───── Task data ─────

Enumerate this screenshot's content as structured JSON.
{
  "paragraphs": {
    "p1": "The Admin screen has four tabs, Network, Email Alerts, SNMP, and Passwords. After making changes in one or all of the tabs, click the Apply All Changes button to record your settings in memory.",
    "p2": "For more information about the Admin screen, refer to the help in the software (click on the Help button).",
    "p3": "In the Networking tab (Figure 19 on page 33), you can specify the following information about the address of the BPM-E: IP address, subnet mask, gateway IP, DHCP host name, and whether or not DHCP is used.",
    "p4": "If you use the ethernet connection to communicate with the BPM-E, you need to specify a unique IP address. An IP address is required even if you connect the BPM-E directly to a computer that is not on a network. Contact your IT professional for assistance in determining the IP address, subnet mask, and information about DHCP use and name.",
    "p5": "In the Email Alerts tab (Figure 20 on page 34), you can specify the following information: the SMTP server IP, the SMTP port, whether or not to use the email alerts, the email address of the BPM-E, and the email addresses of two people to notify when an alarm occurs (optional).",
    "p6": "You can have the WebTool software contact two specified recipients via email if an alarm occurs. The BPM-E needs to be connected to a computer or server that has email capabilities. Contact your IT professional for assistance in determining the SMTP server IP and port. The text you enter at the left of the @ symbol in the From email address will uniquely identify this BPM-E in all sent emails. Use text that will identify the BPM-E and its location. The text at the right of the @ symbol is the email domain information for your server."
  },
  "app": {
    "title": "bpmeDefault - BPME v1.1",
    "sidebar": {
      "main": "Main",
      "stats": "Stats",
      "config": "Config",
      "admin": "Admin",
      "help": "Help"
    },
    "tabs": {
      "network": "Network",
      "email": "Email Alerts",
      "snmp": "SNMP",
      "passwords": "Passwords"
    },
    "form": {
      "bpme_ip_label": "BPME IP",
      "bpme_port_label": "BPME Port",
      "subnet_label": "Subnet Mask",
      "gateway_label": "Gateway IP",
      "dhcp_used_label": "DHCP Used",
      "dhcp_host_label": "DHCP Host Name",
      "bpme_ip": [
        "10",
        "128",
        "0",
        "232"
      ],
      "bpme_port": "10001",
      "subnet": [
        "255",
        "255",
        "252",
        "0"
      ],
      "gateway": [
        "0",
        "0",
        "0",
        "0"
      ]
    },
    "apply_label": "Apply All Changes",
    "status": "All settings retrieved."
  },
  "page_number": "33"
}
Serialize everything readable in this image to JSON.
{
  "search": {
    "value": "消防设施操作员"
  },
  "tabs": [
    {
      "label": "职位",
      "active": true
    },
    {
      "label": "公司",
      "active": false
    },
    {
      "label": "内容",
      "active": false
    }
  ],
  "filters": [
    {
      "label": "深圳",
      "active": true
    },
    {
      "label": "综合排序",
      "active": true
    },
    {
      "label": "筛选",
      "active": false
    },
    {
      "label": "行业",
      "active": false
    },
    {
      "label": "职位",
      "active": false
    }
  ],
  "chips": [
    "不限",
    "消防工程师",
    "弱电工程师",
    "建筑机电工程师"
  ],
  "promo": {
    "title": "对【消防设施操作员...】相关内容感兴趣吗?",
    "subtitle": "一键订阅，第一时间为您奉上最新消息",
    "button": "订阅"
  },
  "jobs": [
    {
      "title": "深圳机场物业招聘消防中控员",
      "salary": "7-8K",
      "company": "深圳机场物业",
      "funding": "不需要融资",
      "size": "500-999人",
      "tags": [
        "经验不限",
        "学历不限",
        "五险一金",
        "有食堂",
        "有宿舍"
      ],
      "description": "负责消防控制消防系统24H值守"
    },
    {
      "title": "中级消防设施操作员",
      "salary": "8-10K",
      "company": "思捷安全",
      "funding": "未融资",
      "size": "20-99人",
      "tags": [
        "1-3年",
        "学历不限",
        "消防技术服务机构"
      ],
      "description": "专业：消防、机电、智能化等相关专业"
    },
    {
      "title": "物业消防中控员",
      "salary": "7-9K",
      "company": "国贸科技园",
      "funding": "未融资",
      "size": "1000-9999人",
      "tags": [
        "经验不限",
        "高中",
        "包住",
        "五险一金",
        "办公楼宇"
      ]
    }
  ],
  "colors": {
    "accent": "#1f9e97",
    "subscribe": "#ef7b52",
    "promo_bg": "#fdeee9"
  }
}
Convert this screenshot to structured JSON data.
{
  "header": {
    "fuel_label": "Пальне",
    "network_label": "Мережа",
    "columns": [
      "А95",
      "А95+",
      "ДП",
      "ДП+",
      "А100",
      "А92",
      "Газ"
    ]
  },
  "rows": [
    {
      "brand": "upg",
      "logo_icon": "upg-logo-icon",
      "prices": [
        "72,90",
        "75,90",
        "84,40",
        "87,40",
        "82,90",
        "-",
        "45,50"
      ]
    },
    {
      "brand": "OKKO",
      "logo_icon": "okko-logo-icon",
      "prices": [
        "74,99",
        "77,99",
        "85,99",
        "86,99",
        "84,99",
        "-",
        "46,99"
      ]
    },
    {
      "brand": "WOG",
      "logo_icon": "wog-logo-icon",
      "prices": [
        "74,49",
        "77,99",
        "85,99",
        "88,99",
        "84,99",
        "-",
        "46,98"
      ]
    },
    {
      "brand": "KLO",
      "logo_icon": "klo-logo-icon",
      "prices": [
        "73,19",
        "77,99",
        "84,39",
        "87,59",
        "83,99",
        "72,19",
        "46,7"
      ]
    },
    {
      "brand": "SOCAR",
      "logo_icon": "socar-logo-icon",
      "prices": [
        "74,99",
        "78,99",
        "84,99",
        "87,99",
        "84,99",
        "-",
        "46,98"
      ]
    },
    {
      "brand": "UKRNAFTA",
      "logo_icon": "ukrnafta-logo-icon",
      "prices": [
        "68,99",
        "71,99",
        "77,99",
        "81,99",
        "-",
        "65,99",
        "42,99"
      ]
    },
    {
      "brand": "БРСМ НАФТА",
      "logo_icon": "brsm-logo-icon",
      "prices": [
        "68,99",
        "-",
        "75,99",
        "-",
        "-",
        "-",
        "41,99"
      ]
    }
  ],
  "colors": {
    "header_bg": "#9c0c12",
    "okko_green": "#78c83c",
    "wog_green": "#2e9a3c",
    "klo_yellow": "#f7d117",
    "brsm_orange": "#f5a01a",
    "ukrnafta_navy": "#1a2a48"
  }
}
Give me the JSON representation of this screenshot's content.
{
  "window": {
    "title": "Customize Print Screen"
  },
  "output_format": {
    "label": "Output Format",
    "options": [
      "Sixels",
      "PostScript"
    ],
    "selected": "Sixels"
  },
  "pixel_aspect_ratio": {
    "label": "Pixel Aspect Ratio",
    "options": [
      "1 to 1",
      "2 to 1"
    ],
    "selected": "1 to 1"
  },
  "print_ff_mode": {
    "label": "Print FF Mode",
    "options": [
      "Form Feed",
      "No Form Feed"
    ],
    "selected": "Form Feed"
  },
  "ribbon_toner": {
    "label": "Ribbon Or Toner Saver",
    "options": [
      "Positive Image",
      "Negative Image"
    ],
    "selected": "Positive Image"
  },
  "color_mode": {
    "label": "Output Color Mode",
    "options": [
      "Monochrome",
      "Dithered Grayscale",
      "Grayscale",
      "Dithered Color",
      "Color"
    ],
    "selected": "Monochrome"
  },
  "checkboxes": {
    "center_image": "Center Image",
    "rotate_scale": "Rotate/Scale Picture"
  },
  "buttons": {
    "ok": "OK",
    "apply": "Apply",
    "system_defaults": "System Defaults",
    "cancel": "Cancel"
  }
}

─────

◆ Problem description: Every record shown above must be echoed exactly.

◆ Full answer:
Enumerate this screenshot's content as structured JSON.
{
  "paragraphs": {
    "p1": "The Admin screen has four tabs, Network, Email Alerts, SNMP, and Passwords. After making changes in one or all of the tabs, click the Apply All Changes button to record your settings in memory.",
    "p2": "For more information about the Admin screen, refer to the help in the software (click on the Help button).",
    "p3": "In the Networking tab (Figure 19 on page 33), you can specify the following information about the address of the BPM-E: IP address, subnet mask, gateway IP, DHCP host name, and whether or not DHCP is used.",
    "p4": "If you use the ethernet connection to communicate with the BPM-E, you need to specify a unique IP address. An IP address is required even if you connect the BPM-E directly to a computer that is not on a network. Contact your IT professional for assistance in determining the IP address, subnet mask, and information about DHCP use and name.",
    "p5": "In the Email Alerts tab (Figure 20 on page 34), you can specify the following information: the SMTP server IP, the SMTP port, whether or not to use the email alerts, the email address of the BPM-E, and the email addresses of two people to notify when an alarm occurs (optional).",
    "p6": "You can have the WebTool software contact two specified recipients via email if an alarm occurs. The BPM-E needs to be connected to a computer or server that has email capabilities. Contact your IT professional for assistance in determining the SMTP server IP and port. The text you enter at the left of the @ symbol in the From email address will uniquely identify this BPM-E in all sent emails. Use text that will identify the BPM-E and its location. The text at the right of the @ symbol is the email domain information for your server."
  },
  "app": {
    "title": "bpmeDefault - BPME v1.1",
    "sidebar": {
      "main": "Main",
      "stats": "Stats",
      "config": "Config",
      "admin": "Admin",
      "help": "Help"
    },
    "tabs": {
      "network": "Network",
      "email": "Email Alerts",
      "snmp": "SNMP",
      "passwords": "Passwords"
    },
    "form": {
      "bpme_ip_label": "BPME IP",
      "bpme_port_label": "BPME Port",
      "subnet_label": "Subnet Mask",
      "gateway_label": "Gateway IP",
      "dhcp_used_label": "DHCP Used",
      "dhcp_host_label": "DHCP Host Name",
      "bpme_ip": [
        "10",
        "128",
        "0",
        "232"
      ],
      "bpme_port": "10001",
      "subnet": [
        "255",
        "255",
        "252",
        "0"
      ],
      "gateway": [
        "0",
        "0",
        "0",
        "0"
      ]
    },
    "apply_label": "Apply All Changes",
    "status": "All settings retrieved."
  },
  "page_number": "33"
}
Serialize everything readable in this image to JSON.
{
  "search": {
    "value": "消防设施操作员"
  },
  "tabs": [
    {
      "label": "职位",
      "active": true
    },
    {
      "label": "公司",
      "active": false
    },
    {
      "label": "内容",
      "active": false
    }
  ],
  "filters": [
    {
      "label": "深圳",
      "active": true
    },
    {
      "label": "综合排序",
      "active": true
    },
    {
      "label": "筛选",
      "active": false
    },
    {
      "label": "行业",
      "active": false
    },
    {
      "label": "职位",
      "active": false
    }
  ],
  "chips": [
    "不限",
    "消防工程师",
    "弱电工程师",
    "建筑机电工程师"
  ],
  "promo": {
    "title": "对【消防设施操作员...】相关内容感兴趣吗?",
    "subtitle": "一键订阅，第一时间为您奉上最新消息",
    "button": "订阅"
  },
  "jobs": [
    {
      "title": "深圳机场物业招聘消防中控员",
      "salary": "7-8K",
      "company": "深圳机场物业",
      "funding": "不需要融资",
      "size": "500-999人",
      "tags": [
        "经验不限",
        "学历不限",
        "五险一金",
        "有食堂",
        "有宿舍"
      ],
      "description": "负责消防控制消防系统24H值守"
    },
    {
      "title": "中级消防设施操作员",
      "salary": "8-10K",
      "company": "思捷安全",
      "funding": "未融资",
      "size": "20-99人",
      "tags": [
        "1-3年",
        "学历不限",
        "消防技术服务机构"
      ],
      "description": "专业：消防、机电、智能化等相关专业"
    },
    {
      "title": "物业消防中控员",
      "salary": "7-9K",
      "company": "国贸科技园",
      "funding": "未融资",
      "size": "1000-9999人",
      "tags": [
        "经验不限",
        "高中",
        "包住",
        "五险一金",
        "办公楼宇"
      ]
    }
  ],
  "colors": {
    "accent": "#1f9e97",
    "subscribe": "#ef7b52",
    "promo_bg": "#fdeee9"
  }
}
Convert this screenshot to structured JSON data.
{
  "header": {
    "fuel_label": "Пальне",
    "network_label": "Мережа",
    "columns": [
      "А95",
      "А95+",
      "ДП",
      "ДП+",
      "А100",
      "А92",
      "Газ"
    ]
  },
  "rows": [
    {
      "brand": "upg",
      "logo_icon": "upg-logo-icon",
      "prices": [
        "72,90",
        "75,90",
        "84,40",
        "87,40",
        "82,90",
        "-",
        "45,50"
      ]
    },
    {
      "brand": "OKKO",
      "logo_icon": "okko-logo-icon",
      "prices": [
        "74,99",
        "77,99",
        "85,99",
        "86,99",
        "84,99",
        "-",
        "46,99"
      ]
    },
    {
      "brand": "WOG",
      "logo_icon": "wog-logo-icon",
      "prices": [
        "74,49",
        "77,99",
        "85,99",
        "88,99",
        "84,99",
        "-",
        "46,98"
      ]
    },
    {
      "brand": "KLO",
      "logo_icon": "klo-logo-icon",
      "prices": [
        "73,19",
        "77,99",
        "84,39",
        "87,59",
        "83,99",
        "72,19",
        "46,7"
      ]
    },
    {
      "brand": "SOCAR",
      "logo_icon": "socar-logo-icon",
      "prices": [
        "74,99",
        "78,99",
        "84,99",
        "87,99",
        "84,99",
        "-",
        "46,98"
      ]
    },
    {
      "brand": "UKRNAFTA",
      "logo_icon": "ukrnafta-logo-icon",
      "prices": [
        "68,99",
        "71,99",
        "77,99",
        "81,99",
        "-",
        "65,99",
        "42,99"
      ]
    },
    {
      "brand": "БРСМ НАФТА",
      "logo_icon": "brsm-logo-icon",
      "prices": [
        "68,99",
        "-",
        "75,99",
        "-",
        "-",
        "-",
        "41,99"
      ]
    }
  ],
  "colors": {
    "header_bg": "#9c0c12",
    "okko_green": "#78c83c",
    "wog_green": "#2e9a3c",
    "klo_yellow": "#f7d117",
    "brsm_orange": "#f5a01a",
    "ukrnafta_navy": "#1a2a48"
  }
}
Give me the JSON representation of this screenshot's content.
{
  "window": {
    "title": "Customize Print Screen"
  },
  "output_format": {
    "label": "Output Format",
    "options": [
      "Sixels",
      "PostScript"
    ],
    "selected": "Sixels"
  },
  "pixel_aspect_ratio": {
    "label": "Pixel Aspect Ratio",
    "options": [
      "1 to 1",
      "2 to 1"
    ],
    "selected": "1 to 1"
  },
  "print_ff_mode": {
    "label": "Print FF Mode",
    "options": [
      "Form Feed",
      "No Form Feed"
    ],
    "selected": "Form Feed"
  },
  "ribbon_toner": {
    "label": "Ribbon Or Toner Saver",
    "options": [
      "Positive Image",
      "Negative Image"
    ],
    "selected": "Positive Image"
  },
  "color_mode": {
    "label": "Output Color Mode",
    "options": [
      "Monochrome",
      "Dithered Grayscale",
      "Grayscale",
      "Dithered Color",
      "Color"
    ],
    "selected": "Monochrome"
  },
  "checkboxes": {
    "center_image": "Center Image",
    "rotate_scale": "Rotate/Scale Picture"
  },
  "buttons": {
    "ok": "OK",
    "apply": "Apply",
    "system_defaults": "System Defaults",
    "cancel": "Cancel"
  }
}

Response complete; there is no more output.